◆ Work required: Go through the material and pull out every line with the string "chẩn" in it.

◆ Saved entries:
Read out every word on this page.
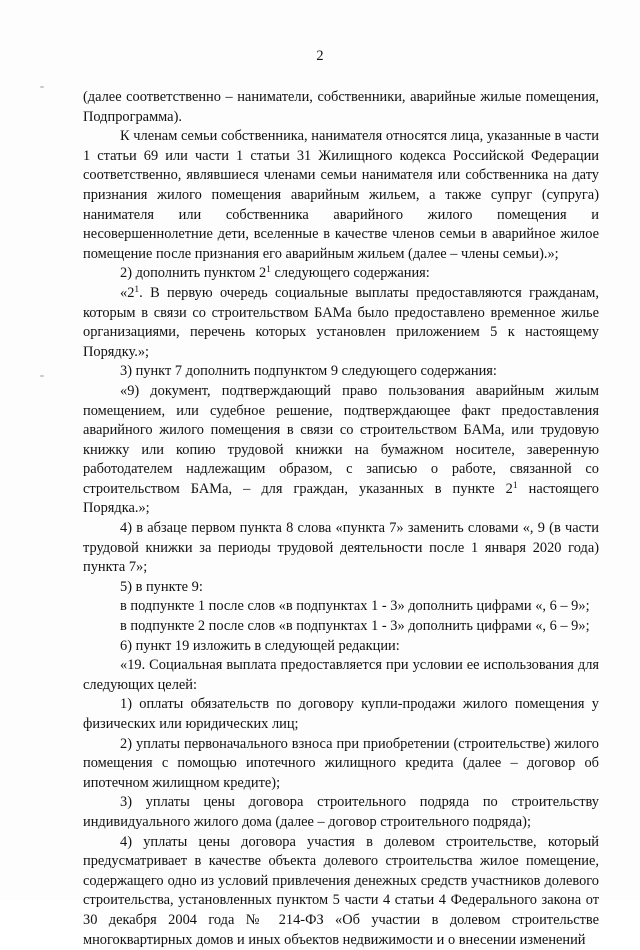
2

(далее соответственно – наниматели, собственники, аварийные жилые помещения, Подпрограмма).

К членам семьи собственника, нанимателя относятся лица, указанные в части 1 статьи 69 или части 1 статьи 31 Жилищного кодекса Российской Федерации соответственно, являвшиеся членами семьи нанимателя или собственника на дату признания жилого помещения аварийным жильем, а также супруг (супруга) нанимателя или собственника аварийного жилого помещения и несовершеннолетние дети, вселенные в качестве членов семьи в аварийное жилое помещение после признания его аварийным жильем (далее – члены семьи).»;

2) дополнить пунктом $2^1$ следующего содержания:

«$2^1$. В первую очередь социальные выплаты предоставляются гражданам, которым в связи со строительством БАМа было предоставлено временное жилье организациями, перечень которых установлен приложением 5 к настоящему Порядку.»;

3) пункт 7 дополнить подпунктом 9 следующего содержания:

«9) документ, подтверждающий право пользования аварийным жилым помещением, или судебное решение, подтверждающее факт предоставления аварийного жилого помещения в связи со строительством БАМа, или трудовую книжку или копию трудовой книжки на бумажном носителе, заверенную работодателем надлежащим образом, с записью о работе, связанной со строительством БАМа, – для граждан, указанных в пункте $2^1$ настоящего Порядка.»;

4) в абзаце первом пункта 8 слова «пункта 7» заменить словами «, 9 (в части трудовой книжки за периоды трудовой деятельности после 1 января 2020 года) пункта 7»;

5) в пункте 9:

в подпункте 1 после слов «в подпунктах 1 - 3» дополнить цифрами «, 6 – 9»;

в подпункте 2 после слов «в подпунктах 1 - 3» дополнить цифрами «, 6 – 9»;

6) пункт 19 изложить в следующей редакции:

«19. Социальная выплата предоставляется при условии ее использования для следующих целей:

1) оплаты обязательств по договору купли-продажи жилого помещения у физических или юридических лиц;

2) уплаты первоначального взноса при приобретении (строительстве) жилого помещения с помощью ипотечного жилищного кредита (далее – договор об ипотечном жилищном кредите);

3) уплаты цены договора строительного подряда по строительству индивидуального жилого дома (далее – договор строительного подряда);

4) уплаты цены договора участия в долевом строительстве, который предусматривает в качестве объекта долевого строительства жилое помещение, содержащего одно из условий привлечения денежных средств участников долевого строительства, установленных пунктом 5 части 4 статьи 4 Федерального закона от 30 декабря 2004 года № 214-ФЗ «Об участии в долевом строительстве многоквартирных домов и иных объектов недвижимости и о внесении изменений
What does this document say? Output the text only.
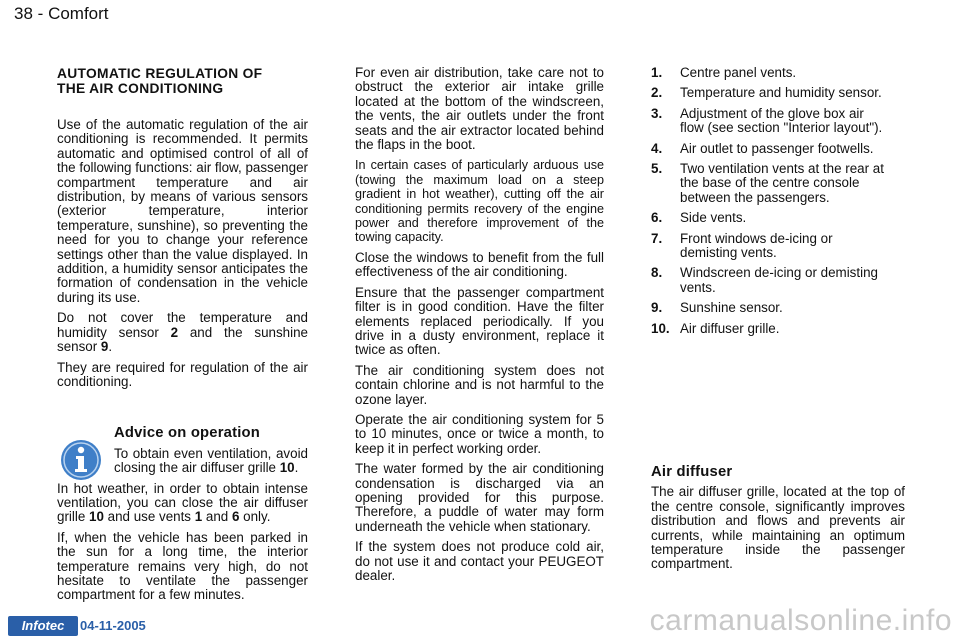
38 - Comfort
AUTOMATIC REGULATION OF
THE AIR CONDITIONING

Use of the automatic regulation of the air conditioning is recommended. It permits automatic and optimised control of all of the following functions: air flow, passenger compartment temperature and air distribution, by means of various sensors (exterior temperature, interior temperature, sunshine), so preventing the need for you to change your reference settings other than the value displayed. In addition, a humidity sensor anticipates the formation of condensation in the vehicle during its use.

Do not cover the temperature and humidity sensor 2 and the sunshine sensor 9.

They are required for regulation of the air conditioning.

Advice on operation

To obtain even ventilation, avoid closing the air diffuser grille 10.

In hot weather, in order to obtain intense ventilation, you can close the air diffuser grille 10 and use vents 1 and 6 only.

If, when the vehicle has been parked in the sun for a long time, the interior temperature remains very high, do not hesitate to ventilate the passenger compartment for a few minutes.

For even air distribution, take care not to obstruct the exterior air intake grille located at the bottom of the windscreen, the vents, the air outlets under the front seats and the air extractor located behind the flaps in the boot.

In certain cases of particularly arduous use (towing the maximum load on a steep gradient in hot weather), cutting off the air conditioning permits recovery of the engine power and therefore improvement of the towing capacity.

Close the windows to benefit from the full effectiveness of the air conditioning.

Ensure that the passenger compartment filter is in good condition. Have the filter elements replaced periodically. If you drive in a dusty environment, replace it twice as often.

The air conditioning system does not contain chlorine and is not harmful to the ozone layer.

Operate the air conditioning system for 5 to 10 minutes, once or twice a month, to keep it in perfect working order.

The water formed by the air conditioning condensation is discharged via an opening provided for this purpose. Therefore, a puddle of water may form underneath the vehicle when stationary.

If the system does not produce cold air, do not use it and contact your PEUGEOT dealer.

1.	Centre panel vents.
2.	Temperature and humidity sensor.
3.	Adjustment of the glove box air flow (see section "Interior layout").
4.	Air outlet to passenger footwells.
5.	Two ventilation vents at the rear at the base of the centre console between the passengers.
6.	Side vents.
7.	Front windows de-icing or demisting vents.
8.	Windscreen de-icing or demisting vents.
9.	Sunshine sensor.
10. Air diffuser grille.
Air diffuser

The air diffuser grille, located at the top of the centre console, significantly improves distribution and flows and prevents air currents, while maintaining an optimum temperature inside the passenger compartment.

Infotec	04-11-2005	carmanualsonline.info
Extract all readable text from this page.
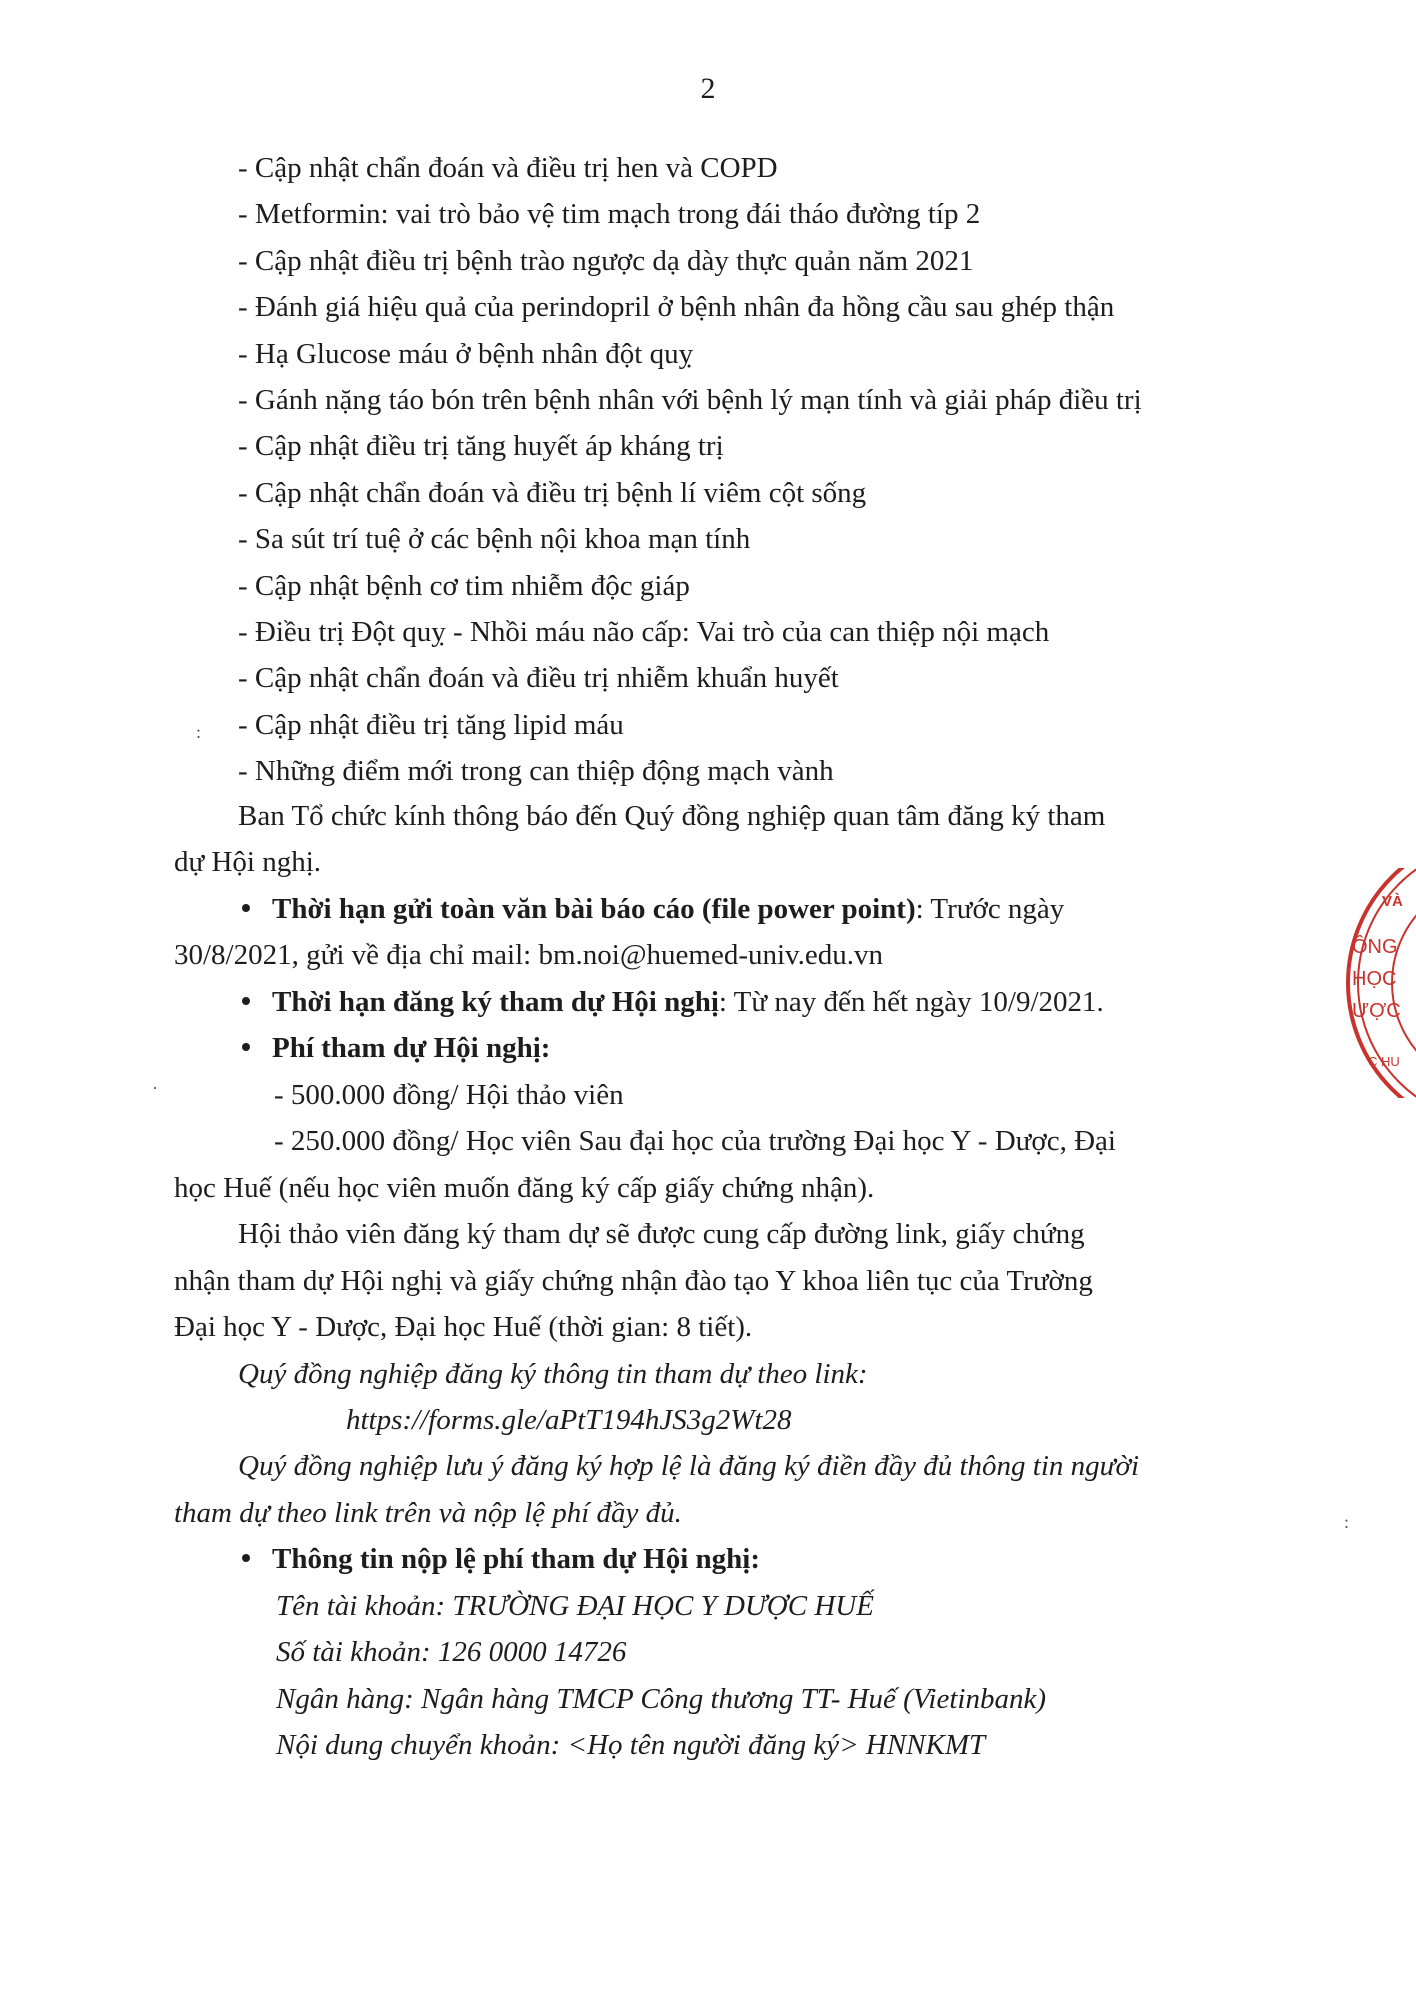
2
- Cập nhật chẩn đoán và điều trị hen và COPD
- Metformin: vai trò bảo vệ tim mạch trong đái tháo đường típ 2
- Cập nhật điều trị bệnh trào ngược dạ dày thực quản năm 2021
- Đánh giá hiệu quả của perindopril ở bệnh nhân đa hồng cầu sau ghép thận
- Hạ Glucose máu ở bệnh nhân đột quỵ
- Gánh nặng táo bón trên bệnh nhân với bệnh lý mạn tính và giải pháp điều trị
- Cập nhật điều trị tăng huyết áp kháng trị
- Cập nhật chẩn đoán và điều trị bệnh lí viêm cột sống
- Sa sút trí tuệ ở các bệnh nội khoa mạn tính
- Cập nhật bệnh cơ tim nhiễm độc giáp
- Điều trị Đột quỵ - Nhồi máu não cấp: Vai trò của can thiệp nội mạch
- Cập nhật chẩn đoán và điều trị nhiễm khuẩn huyết
- Cập nhật điều trị tăng lipid máu
- Những điểm mới trong can thiệp động mạch vành
:
·
:
Ban Tổ chức kính thông báo đến Quý đồng nghiệp quan tâm đăng ký tham
dự Hội nghị.
Thời hạn gửi toàn văn bài báo cáo (file power point): Trước ngày
30/8/2021, gửi về địa chỉ mail: bm.noi@huemed-univ.edu.vn
Thời hạn đăng ký tham dự Hội nghị: Từ nay đến hết ngày 10/9/2021.
Phí tham dự Hội nghị:
- 500.000 đồng/ Hội thảo viên
- 250.000 đồng/ Học viên Sau đại học của trường Đại học Y - Dược, Đại
học Huế (nếu học viên muốn đăng ký cấp giấy chứng nhận).
Hội thảo viên đăng ký tham dự sẽ được cung cấp đường link, giấy chứng
nhận tham dự Hội nghị và giấy chứng nhận đào tạo Y khoa liên tục của Trường
Đại học Y - Dược, Đại học Huế (thời gian: 8 tiết).
Quý đồng nghiệp đăng ký thông tin tham dự theo link:
https://forms.gle/aPtT194hJS3g2Wt28
Quý đồng nghiệp lưu ý đăng ký hợp lệ là đăng ký điền đầy đủ thông tin người
tham dự theo link trên và nộp lệ phí đầy đủ.
Thông tin nộp lệ phí tham dự Hội nghị:
Tên tài khoản: TRƯỜNG ĐẠI HỌC Y DƯỢC HUẾ
Số tài khoản: 126 0000 14726
Ngân hàng: Ngân hàng TMCP Công thương TT- Huế (Vietinbank)
Nội dung chuyển khoản: <Họ tên người đăng ký> HNNKMT
VÀ
ÔNG
HỌC
ƯỢC
C HU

◆ Problem solution:
- Cập nhật chẩn đoán và điều trị hen và COPD
- Cập nhật chẩn đoán và điều trị bệnh lí viêm cột sống
- Cập nhật chẩn đoán và điều trị nhiễm khuẩn huyết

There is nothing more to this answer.